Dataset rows
============

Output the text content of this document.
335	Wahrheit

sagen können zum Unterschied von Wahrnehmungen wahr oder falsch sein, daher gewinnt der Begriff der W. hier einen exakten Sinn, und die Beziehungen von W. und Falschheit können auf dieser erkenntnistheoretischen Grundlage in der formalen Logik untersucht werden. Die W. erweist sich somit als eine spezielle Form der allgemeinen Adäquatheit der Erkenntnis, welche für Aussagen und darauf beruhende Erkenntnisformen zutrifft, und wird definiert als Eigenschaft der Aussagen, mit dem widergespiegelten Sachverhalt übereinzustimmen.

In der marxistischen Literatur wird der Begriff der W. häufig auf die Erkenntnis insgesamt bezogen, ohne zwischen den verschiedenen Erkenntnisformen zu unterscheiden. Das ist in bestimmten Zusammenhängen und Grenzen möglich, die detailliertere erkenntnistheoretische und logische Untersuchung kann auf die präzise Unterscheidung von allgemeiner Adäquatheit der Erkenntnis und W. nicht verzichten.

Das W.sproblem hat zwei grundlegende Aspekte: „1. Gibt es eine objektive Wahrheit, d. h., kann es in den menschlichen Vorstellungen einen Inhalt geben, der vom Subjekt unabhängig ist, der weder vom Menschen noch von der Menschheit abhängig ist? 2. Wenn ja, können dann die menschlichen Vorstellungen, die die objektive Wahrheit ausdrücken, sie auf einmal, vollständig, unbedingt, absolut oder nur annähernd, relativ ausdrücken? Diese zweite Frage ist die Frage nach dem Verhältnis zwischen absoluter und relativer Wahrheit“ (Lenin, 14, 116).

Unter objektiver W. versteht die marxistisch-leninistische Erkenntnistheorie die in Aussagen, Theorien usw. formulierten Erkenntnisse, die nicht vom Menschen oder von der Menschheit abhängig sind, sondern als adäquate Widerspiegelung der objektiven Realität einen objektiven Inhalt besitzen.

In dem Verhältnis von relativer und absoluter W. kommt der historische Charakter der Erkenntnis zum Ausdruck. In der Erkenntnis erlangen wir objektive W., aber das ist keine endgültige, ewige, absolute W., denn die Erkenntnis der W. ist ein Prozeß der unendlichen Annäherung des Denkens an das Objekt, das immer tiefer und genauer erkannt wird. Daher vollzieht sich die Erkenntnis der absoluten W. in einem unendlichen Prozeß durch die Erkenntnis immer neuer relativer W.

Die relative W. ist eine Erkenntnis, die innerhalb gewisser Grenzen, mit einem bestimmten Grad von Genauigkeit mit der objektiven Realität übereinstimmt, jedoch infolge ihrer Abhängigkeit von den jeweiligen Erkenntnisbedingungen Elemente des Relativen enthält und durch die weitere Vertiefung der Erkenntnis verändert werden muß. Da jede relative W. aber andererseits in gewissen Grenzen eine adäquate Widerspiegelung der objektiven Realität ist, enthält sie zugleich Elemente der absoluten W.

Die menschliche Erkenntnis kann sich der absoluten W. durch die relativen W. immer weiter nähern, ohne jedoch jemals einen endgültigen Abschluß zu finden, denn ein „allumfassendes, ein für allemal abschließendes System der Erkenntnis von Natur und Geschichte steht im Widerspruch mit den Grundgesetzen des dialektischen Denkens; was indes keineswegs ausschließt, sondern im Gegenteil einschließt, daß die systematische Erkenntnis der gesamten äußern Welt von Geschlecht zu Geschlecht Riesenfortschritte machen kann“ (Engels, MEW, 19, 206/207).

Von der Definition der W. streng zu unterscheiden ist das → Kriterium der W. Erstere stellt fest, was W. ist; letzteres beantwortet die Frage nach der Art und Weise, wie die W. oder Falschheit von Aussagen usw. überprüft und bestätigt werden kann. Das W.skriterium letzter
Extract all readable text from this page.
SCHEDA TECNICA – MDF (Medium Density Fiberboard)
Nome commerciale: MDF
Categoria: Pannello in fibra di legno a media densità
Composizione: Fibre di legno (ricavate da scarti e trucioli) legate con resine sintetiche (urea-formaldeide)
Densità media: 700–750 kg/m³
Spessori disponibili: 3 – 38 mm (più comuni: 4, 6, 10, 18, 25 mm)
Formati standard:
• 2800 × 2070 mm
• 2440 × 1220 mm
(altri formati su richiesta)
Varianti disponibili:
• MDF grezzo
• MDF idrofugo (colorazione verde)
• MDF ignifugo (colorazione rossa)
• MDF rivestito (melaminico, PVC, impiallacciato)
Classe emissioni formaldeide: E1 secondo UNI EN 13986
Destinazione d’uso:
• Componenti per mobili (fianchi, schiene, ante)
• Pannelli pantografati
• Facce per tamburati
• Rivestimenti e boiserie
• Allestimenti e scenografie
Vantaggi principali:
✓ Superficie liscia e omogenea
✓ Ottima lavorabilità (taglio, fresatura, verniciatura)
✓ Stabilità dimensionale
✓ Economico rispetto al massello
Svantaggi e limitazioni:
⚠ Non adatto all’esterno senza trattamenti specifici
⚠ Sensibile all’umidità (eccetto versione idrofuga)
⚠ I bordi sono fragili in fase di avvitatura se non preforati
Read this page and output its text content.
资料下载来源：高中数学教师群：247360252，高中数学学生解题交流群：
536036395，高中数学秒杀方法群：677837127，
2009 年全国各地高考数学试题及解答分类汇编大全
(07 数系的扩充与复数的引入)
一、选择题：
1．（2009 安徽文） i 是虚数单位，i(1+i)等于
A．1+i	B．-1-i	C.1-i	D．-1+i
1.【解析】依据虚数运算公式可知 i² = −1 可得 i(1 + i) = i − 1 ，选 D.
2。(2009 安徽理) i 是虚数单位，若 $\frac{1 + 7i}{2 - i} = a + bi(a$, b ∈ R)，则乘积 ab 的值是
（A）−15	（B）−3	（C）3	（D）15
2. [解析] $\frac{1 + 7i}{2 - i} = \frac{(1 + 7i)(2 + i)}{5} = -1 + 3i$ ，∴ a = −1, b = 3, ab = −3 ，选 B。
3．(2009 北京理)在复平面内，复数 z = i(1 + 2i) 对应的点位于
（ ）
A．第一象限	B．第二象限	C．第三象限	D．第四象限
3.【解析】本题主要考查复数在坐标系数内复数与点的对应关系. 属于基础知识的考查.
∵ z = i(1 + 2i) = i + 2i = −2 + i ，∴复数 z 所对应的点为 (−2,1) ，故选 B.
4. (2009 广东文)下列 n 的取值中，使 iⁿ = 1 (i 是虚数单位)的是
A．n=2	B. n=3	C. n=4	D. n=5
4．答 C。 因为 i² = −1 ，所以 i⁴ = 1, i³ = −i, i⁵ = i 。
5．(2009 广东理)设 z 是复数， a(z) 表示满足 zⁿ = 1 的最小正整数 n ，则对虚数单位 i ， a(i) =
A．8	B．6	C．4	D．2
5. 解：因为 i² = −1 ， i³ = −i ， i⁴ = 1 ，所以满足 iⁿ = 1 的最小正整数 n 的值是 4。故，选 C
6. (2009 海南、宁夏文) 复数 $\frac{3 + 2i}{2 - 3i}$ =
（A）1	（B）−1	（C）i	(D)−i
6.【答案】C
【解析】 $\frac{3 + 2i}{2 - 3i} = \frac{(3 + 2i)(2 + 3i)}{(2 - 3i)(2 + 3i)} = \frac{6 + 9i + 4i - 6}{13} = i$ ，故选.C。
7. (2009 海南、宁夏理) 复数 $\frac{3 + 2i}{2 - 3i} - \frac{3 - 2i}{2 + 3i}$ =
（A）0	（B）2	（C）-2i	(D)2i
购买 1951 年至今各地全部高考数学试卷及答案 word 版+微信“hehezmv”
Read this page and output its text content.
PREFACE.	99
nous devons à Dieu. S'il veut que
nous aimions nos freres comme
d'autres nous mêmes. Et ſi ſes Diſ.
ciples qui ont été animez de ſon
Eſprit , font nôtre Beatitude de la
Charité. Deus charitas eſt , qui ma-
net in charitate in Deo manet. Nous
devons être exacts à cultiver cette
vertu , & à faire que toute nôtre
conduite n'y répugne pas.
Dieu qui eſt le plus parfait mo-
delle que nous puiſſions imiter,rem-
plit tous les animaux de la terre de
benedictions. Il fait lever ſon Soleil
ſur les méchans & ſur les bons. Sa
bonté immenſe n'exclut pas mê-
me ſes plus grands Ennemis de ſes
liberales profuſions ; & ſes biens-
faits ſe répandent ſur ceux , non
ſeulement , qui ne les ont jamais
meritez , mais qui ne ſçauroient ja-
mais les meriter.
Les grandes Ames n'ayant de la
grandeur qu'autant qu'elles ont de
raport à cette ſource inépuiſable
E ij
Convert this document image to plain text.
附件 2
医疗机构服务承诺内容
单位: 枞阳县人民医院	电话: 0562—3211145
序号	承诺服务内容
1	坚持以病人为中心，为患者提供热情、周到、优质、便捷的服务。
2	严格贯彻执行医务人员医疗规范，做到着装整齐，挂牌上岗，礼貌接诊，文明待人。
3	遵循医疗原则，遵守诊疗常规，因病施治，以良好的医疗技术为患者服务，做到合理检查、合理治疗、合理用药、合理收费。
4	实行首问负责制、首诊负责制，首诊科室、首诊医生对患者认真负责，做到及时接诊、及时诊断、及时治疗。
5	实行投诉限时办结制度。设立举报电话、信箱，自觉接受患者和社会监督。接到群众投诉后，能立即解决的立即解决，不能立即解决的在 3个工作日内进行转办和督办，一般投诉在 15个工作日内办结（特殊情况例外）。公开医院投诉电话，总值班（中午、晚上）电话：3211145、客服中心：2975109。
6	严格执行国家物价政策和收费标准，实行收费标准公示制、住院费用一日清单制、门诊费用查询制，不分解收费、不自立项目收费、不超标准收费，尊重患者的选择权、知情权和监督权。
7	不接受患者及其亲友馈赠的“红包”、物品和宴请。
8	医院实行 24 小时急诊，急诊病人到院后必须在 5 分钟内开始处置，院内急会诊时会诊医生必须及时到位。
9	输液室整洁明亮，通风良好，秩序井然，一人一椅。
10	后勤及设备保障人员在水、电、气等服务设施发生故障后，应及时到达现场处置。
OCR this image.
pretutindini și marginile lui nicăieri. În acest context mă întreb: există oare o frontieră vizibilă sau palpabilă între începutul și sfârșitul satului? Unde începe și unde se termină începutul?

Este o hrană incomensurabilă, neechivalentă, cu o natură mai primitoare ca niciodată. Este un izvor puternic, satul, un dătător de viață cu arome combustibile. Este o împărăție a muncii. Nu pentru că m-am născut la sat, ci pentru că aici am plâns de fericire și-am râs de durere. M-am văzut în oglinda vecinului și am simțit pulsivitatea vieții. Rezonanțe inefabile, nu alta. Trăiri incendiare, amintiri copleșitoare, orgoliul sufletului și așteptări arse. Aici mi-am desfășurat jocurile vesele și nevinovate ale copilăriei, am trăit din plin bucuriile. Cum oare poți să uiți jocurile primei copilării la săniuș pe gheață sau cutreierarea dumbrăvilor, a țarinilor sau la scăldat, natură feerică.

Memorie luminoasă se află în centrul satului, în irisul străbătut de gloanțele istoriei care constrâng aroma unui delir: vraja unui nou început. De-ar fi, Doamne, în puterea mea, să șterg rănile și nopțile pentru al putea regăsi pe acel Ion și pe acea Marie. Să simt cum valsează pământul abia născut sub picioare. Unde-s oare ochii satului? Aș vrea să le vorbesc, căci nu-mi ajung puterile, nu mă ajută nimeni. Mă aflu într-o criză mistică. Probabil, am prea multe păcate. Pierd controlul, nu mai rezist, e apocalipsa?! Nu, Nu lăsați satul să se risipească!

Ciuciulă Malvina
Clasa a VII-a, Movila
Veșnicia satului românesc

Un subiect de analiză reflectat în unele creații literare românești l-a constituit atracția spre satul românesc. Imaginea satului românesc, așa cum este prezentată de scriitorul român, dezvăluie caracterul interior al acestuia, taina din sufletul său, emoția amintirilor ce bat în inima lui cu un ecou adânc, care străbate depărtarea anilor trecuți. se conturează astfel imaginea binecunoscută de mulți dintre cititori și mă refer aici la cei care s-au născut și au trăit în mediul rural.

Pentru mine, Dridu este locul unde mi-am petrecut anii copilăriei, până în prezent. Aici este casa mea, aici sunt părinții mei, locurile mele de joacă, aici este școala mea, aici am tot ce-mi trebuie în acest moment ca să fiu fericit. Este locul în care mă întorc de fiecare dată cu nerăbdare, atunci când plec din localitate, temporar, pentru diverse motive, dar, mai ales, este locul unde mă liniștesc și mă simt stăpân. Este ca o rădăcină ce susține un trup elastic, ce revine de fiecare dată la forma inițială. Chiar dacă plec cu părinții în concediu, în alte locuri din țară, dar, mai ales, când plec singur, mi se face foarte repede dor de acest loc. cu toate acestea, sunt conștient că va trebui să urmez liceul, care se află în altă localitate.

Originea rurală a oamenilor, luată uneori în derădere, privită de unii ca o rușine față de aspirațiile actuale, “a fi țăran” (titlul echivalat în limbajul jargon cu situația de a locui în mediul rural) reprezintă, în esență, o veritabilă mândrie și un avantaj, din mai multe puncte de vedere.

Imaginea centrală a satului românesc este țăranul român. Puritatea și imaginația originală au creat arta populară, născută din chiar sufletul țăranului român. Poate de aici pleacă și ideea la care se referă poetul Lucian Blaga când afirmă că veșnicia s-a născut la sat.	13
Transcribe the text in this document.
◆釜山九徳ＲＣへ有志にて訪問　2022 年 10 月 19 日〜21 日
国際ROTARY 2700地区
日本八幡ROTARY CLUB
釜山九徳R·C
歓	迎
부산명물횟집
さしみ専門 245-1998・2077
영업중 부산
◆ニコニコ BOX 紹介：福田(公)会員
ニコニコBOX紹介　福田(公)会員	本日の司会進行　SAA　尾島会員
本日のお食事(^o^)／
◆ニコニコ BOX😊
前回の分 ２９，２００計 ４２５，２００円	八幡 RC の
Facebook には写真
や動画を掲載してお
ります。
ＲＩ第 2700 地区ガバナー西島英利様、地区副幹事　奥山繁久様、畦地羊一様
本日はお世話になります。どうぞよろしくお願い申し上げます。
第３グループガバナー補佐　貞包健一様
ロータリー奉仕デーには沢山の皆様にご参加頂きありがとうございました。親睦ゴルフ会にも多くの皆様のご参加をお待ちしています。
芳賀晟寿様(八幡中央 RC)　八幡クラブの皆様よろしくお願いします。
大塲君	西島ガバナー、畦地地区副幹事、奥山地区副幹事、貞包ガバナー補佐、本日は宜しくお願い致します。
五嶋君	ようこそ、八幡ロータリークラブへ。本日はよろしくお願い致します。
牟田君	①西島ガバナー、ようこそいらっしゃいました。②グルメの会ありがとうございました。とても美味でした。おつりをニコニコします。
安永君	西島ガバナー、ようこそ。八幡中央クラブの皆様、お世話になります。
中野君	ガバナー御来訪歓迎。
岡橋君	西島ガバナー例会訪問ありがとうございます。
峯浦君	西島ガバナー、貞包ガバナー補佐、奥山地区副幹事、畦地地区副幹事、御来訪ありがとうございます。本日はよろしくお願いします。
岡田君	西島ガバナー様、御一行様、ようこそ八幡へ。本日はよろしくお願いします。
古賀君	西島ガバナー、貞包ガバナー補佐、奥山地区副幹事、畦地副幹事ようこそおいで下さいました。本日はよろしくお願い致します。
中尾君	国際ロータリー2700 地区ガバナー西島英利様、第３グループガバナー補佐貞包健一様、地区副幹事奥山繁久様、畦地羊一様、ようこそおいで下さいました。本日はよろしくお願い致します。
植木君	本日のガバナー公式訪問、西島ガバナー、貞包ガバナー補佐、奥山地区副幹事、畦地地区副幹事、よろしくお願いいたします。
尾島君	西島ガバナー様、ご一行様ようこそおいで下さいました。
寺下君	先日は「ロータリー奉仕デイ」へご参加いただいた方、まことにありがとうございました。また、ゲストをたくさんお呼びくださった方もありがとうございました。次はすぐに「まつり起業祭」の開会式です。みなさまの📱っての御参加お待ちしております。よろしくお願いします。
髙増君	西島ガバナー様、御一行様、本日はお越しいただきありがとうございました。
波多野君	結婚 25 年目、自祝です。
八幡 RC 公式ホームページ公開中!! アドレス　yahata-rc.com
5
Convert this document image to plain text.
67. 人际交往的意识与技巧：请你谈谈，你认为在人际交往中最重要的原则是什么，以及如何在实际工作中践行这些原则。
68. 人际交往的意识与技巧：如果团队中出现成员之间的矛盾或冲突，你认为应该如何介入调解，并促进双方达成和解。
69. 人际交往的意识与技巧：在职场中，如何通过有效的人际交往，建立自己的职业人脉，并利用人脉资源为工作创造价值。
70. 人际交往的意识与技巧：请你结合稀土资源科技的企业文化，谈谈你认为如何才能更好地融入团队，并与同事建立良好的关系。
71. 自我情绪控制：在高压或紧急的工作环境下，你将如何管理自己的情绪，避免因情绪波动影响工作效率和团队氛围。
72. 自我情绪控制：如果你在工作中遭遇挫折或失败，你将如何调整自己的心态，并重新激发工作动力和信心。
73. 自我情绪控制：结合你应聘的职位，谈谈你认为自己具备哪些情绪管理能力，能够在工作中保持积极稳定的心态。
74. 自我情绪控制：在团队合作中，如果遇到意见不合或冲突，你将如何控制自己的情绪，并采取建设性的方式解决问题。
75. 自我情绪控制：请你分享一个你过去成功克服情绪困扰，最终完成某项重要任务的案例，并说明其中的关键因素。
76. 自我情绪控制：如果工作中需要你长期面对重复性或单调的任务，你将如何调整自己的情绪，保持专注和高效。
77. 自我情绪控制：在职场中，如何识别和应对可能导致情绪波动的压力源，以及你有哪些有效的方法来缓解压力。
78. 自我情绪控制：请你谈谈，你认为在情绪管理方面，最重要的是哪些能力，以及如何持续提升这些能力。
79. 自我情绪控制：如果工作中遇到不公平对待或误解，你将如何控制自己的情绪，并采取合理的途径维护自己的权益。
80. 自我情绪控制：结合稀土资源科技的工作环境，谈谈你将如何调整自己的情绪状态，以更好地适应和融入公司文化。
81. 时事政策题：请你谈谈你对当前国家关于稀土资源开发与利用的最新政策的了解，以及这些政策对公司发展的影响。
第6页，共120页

============

TASK DESCRIPTION: Take every line above carrying "Dieu" and return it.

RESPONSE TO THE TASK:
nous devons à Dieu. S'il veut que
Dieu qui eſt le plus parfait mo-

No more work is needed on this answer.